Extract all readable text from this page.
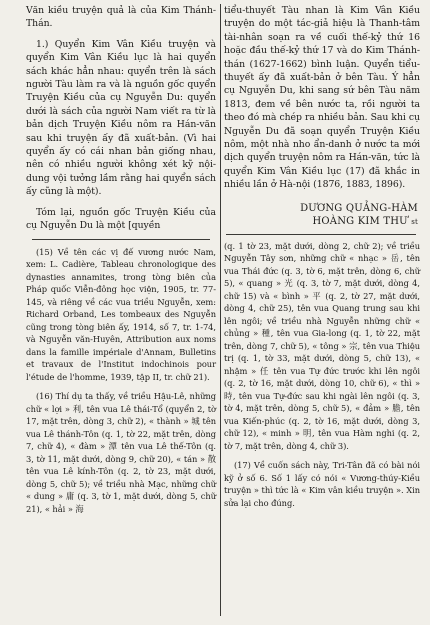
Văn kiều truyện quả là của Kim Thánh-Thán.

1.) Quyển Kim Vân Kiều truyện và quyển Kim Vân Kiều lục là hai quyển sách khác hẳn nhau: quyển trên là sách người Tàu làm ra và là nguồn gốc quyển Truyện Kiều của cụ Nguyễn Du: quyển dưới là sách của người Nam viết ra từ là bản dịch Truyện Kiều nôm ra Hán-văn sau khi truyện ấy đã xuất-bản. (Vì hai quyển ấy có cái nhan bản giống nhau, nên có nhiều người không xét kỹ nội-dung vội tưởng lầm rằng hai quyển sách ấy cũng là một).

Tóm lại, nguồn gốc Truyện Kiều của cụ Nguyễn Du là một [quyền

(15) Về tên các vị đế vương nước Nam, xem: L. Cadière, Tableau chronologique des dynasties annamites, trong tòng biên của Pháp quốc Viễn-đông học viện, 1905, tr. 77-145, và riêng về các vua triều Nguyễn, xem: Richard Orband, Les tombeaux des Nguyễn cũng trong tòng biên ấy, 1914, số 7, tr. 1-74, và Nguyễn văn-Huyên, Attribution aux noms dans la famille impériale d'Annam, Bulletins et travaux de l'Institut indochinois pour l'étude de l'homme, 1939, tập II, tr. chữ 21).

(16) Thí dụ ta thấy, về triều Hậu-Lê, những chữ « lợi » 利, tên vua Lê thái-Tổ (quyển 2, tờ 17, mặt trên, dòng 3, chữ 2), « thành » 城 tên vua Lê thánh-Tôn (q. 1, tờ 22, mặt trên, dòng 7, chữ 4), « đàm » 潭 tên vua Lê thế-Tôn (q. 3, tờ 11, mặt dưới, dòng 9, chữ 20), « tán » 散 tên vua Lê kính-Tôn (q. 2, tờ 23, mặt dưới, dòng 5, chữ 5); về triều nhà Mạc, những chữ « dung » 庸 (q. 3, tờ 1, mặt dưới, dòng 5, chữ 21), « hải » 海

tiểu-thuyết Tàu nhan là Kim Vân Kiều truyện do một tác-giả hiệu là Thanh-tâm tài-nhân soạn ra về cuối thế-kỷ thứ 16 hoặc đầu thế-kỷ thứ 17 và do Kim Thánh-thán (1627-1662) bình luận. Quyển tiểu-thuyết ấy đã xuất-bản ở bên Tàu. Ý hẳn cụ Nguyễn Du, khi sang sứ bên Tàu năm 1813, đem về bên nước ta, rồi người ta theo đó mà chép ra nhiều bản. Sau khi cụ Nguyễn Du đã soạn quyển Truyện Kiều nôm, một nhà nho ẩn-danh ở nước ta mới dịch quyển truyện nôm ra Hán-văn, tức là quyển Kim Vân Kiều lục (17) đã khắc in nhiều lần ở Hà-nội (1876, 1883, 1896).

DƯƠNG QUẢNG-HÀM

HOÀNG KIM THƯ st

(q. 1 tờ 23, mặt dưới, dòng 2, chữ 2); về triều Nguyễn Tây sơn, những chữ « nhạc » 岳, tên vua Thái đức (q. 3, tờ 6, mặt trên, dòng 6, chữ 5), « quang » 光 (q. 3, tờ 7, mặt dưới, dòng 4, chữ 15) và « bình » 平 (q. 2, tờ 27, mặt dưới, dòng 4, chữ 25), tên vua Quang trung sau khi lên ngôi; về triều nhà Nguyễn những chữ « chủng » 種, tên vua Gia-long (q. 1, tờ 22, mặt trên, dòng 7, chữ 5), « tông » 宗, tên vua Thiệu trị (q. 1, tờ 33, mặt dưới, dòng 5, chữ 13), « nhậm » 任 tên vua Tự đức trước khi lên ngôi (q. 2, tờ 16, mặt dưới, dòng 10, chữ 6), « thì » 時, tên vua Tự-đức sau khi ngài lên ngôi (q. 3, tờ 4, mặt trên, dòng 5, chữ 5), « đảm » 膽, tên vua Kiến-phúc (q. 2, tờ 16, mặt dưới, dòng 3, chữ 12), « minh » 明, tên vua Hàm nghi (q. 2, tờ 7, mặt trên, dòng 4, chữ 3).

(17) Về cuốn sách này, Tri-Tân đã có bài nói kỹ ở số 6. Số 1 lấy có nói « Vương-thúy-Kiều truyện » thì tức là « Kim vân kiều truyện ». Xin sửa lại cho đúng.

**REQUIREMENTS**
Count the lines above that contain the word "nước", and reply with only that number.

**THE RESULT**
2